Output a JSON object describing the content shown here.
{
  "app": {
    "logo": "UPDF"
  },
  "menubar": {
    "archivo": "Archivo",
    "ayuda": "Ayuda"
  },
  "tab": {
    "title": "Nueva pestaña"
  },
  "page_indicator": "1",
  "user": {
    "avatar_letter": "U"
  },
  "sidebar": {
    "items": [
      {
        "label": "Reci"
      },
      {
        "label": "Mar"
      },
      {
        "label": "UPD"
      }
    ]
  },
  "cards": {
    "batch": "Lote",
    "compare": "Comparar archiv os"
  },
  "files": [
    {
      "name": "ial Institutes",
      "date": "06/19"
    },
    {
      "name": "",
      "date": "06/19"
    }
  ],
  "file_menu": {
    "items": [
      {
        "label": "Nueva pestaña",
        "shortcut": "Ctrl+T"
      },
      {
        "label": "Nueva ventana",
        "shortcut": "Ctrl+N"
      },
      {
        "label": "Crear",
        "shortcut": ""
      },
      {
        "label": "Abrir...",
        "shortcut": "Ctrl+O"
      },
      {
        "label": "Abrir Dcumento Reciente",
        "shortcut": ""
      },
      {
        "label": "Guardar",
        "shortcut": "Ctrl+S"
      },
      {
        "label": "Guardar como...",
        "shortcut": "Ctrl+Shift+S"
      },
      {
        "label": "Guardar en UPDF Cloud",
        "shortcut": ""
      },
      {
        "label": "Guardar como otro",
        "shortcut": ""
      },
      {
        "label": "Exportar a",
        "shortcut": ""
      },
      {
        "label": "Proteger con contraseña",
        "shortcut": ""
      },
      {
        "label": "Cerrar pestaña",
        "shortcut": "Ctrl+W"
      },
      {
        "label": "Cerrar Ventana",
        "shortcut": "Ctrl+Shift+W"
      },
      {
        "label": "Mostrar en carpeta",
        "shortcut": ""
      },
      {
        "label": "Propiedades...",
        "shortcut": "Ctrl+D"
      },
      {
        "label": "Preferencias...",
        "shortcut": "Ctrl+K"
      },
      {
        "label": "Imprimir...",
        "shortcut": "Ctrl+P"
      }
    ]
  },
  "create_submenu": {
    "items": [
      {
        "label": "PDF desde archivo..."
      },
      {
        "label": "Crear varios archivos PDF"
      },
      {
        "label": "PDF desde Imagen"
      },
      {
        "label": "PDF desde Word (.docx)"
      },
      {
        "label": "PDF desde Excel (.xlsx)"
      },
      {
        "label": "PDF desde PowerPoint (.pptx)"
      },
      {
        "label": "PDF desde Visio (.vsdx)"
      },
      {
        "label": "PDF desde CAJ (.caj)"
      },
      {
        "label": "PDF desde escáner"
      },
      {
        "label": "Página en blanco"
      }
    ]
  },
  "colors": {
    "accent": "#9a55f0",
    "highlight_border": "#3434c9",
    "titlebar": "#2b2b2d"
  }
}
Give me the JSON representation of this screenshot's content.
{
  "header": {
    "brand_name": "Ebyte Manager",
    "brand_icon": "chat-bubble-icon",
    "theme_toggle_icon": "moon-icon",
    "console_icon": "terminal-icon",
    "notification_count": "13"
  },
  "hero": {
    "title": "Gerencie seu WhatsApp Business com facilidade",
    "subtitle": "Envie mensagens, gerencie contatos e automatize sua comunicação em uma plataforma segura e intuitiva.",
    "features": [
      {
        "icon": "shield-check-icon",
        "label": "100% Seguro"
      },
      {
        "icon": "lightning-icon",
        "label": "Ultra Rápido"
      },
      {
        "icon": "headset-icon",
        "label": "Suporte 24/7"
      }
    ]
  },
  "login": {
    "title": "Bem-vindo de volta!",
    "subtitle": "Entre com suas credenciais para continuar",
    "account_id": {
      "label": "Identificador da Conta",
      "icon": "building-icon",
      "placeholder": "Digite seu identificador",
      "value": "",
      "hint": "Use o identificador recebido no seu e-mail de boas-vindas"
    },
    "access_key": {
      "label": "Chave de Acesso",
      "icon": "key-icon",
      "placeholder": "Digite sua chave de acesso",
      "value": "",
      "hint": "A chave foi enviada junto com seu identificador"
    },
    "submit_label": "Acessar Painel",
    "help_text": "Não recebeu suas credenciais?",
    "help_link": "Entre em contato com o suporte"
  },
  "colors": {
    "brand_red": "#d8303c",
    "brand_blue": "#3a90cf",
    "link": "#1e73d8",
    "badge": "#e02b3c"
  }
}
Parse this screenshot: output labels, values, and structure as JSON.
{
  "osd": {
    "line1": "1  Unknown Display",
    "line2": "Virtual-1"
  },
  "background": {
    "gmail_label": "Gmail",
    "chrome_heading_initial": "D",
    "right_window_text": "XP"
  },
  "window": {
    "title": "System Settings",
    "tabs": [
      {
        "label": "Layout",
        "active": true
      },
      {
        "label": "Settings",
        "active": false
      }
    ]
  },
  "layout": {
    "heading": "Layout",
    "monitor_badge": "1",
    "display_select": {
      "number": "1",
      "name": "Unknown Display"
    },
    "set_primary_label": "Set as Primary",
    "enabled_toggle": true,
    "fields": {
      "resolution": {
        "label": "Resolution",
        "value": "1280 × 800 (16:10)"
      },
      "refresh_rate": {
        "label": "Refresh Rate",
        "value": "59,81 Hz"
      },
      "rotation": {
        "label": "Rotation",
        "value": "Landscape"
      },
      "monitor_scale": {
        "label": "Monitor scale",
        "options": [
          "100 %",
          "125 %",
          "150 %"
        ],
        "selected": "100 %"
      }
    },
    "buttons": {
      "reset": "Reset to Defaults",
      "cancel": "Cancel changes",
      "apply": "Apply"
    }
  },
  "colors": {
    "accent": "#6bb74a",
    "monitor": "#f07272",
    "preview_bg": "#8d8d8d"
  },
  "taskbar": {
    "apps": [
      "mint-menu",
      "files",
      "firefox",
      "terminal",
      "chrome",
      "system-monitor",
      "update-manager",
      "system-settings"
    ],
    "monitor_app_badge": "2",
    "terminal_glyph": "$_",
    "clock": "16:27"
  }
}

#####

Set exercise: Extract every line from the one with "Parse this screenshot: output" down to the final line above, both included, exactly as written.

Written answer:
Parse this screenshot: output labels, values, and structure as JSON.
{
  "osd": {
    "line1": "1  Unknown Display",
    "line2": "Virtual-1"
  },
  "background": {
    "gmail_label": "Gmail",
    "chrome_heading_initial": "D",
    "right_window_text": "XP"
  },
  "window": {
    "title": "System Settings",
    "tabs": [
      {
        "label": "Layout",
        "active": true
      },
      {
        "label": "Settings",
        "active": false
      }
    ]
  },
  "layout": {
    "heading": "Layout",
    "monitor_badge": "1",
    "display_select": {
      "number": "1",
      "name": "Unknown Display"
    },
    "set_primary_label": "Set as Primary",
    "enabled_toggle": true,
    "fields": {
      "resolution": {
        "label": "Resolution",
        "value": "1280 × 800 (16:10)"
      },
      "refresh_rate": {
        "label": "Refresh Rate",
        "value": "59,81 Hz"
      },
      "rotation": {
        "label": "Rotation",
        "value": "Landscape"
      },
      "monitor_scale": {
        "label": "Monitor scale",
        "options": [
          "100 %",
          "125 %",
          "150 %"
        ],
        "selected": "100 %"
      }
    },
    "buttons": {
      "reset": "Reset to Defaults",
      "cancel": "Cancel changes",
      "apply": "Apply"
    }
  },
  "colors": {
    "accent": "#6bb74a",
    "monitor": "#f07272",
    "preview_bg": "#8d8d8d"
  },
  "taskbar": {
    "apps": [
      "mint-menu",
      "files",
      "firefox",
      "terminal",
      "chrome",
      "system-monitor",
      "update-manager",
      "system-settings"
    ],
    "monitor_app_badge": "2",
    "terminal_glyph": "$_",
    "clock": "16:27"
  }
}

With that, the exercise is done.